* **Short problem**
Set down, word for word, the lines from the one holding "Decode this image" to the final line, both included, and skip the pictures.

* **Exercise data**
◆ ◆ ◆ ◆ ◆

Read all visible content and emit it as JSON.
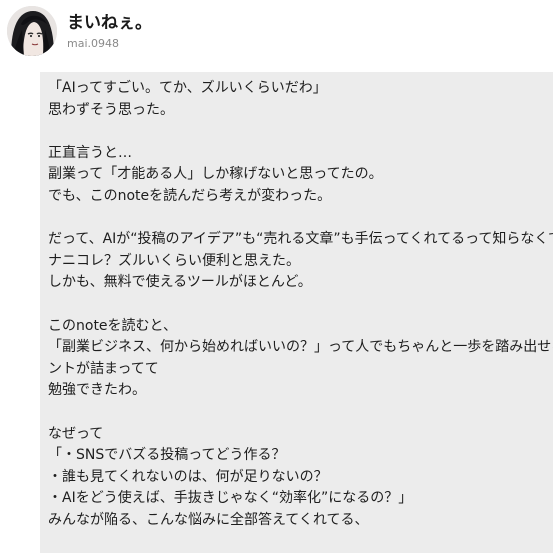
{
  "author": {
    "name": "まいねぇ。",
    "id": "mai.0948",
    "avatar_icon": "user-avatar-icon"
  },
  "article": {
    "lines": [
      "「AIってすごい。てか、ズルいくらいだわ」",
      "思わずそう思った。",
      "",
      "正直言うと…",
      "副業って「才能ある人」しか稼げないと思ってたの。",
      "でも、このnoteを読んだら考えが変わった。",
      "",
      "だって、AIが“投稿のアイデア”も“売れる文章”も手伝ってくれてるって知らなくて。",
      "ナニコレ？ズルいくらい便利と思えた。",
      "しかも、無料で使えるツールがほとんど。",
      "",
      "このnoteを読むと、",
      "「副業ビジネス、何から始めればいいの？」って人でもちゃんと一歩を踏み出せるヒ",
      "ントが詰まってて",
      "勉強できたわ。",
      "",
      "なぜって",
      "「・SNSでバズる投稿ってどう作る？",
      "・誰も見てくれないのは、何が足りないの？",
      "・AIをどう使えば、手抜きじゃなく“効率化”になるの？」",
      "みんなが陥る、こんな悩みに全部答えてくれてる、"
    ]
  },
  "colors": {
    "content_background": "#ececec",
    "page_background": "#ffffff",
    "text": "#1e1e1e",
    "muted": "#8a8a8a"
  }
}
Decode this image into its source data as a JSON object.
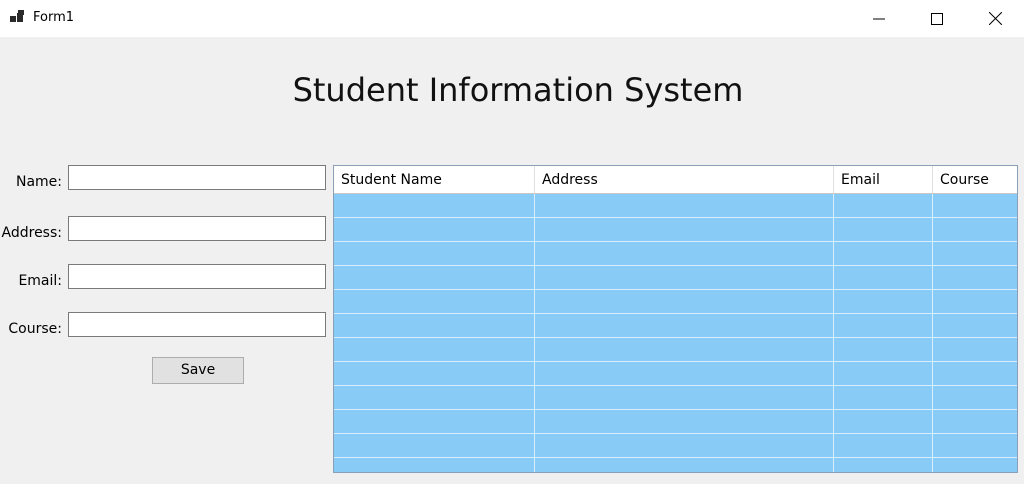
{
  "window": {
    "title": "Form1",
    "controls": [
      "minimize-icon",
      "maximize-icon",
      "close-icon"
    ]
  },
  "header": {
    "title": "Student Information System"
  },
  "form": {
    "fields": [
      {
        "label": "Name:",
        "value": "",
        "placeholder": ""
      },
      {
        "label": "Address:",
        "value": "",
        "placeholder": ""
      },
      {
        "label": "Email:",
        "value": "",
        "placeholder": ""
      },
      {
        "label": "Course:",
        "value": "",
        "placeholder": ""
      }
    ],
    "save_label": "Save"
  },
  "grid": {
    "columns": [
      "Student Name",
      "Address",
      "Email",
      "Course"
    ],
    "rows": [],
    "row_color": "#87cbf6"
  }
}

◆ ◆ ◆ ◆ ◆

* **Solved exercise**
Decode this image into its source data as a JSON object.
{
  "window": {
    "title": "Form1",
    "controls": [
      "minimize-icon",
      "maximize-icon",
      "close-icon"
    ]
  },
  "header": {
    "title": "Student Information System"
  },
  "form": {
    "fields": [
      {
        "label": "Name:",
        "value": "",
        "placeholder": ""
      },
      {
        "label": "Address:",
        "value": "",
        "placeholder": ""
      },
      {
        "label": "Email:",
        "value": "",
        "placeholder": ""
      },
      {
        "label": "Course:",
        "value": "",
        "placeholder": ""
      }
    ],
    "save_label": "Save"
  },
  "grid": {
    "columns": [
      "Student Name",
      "Address",
      "Email",
      "Course"
    ],
    "rows": [],
    "row_color": "#87cbf6"
  }
}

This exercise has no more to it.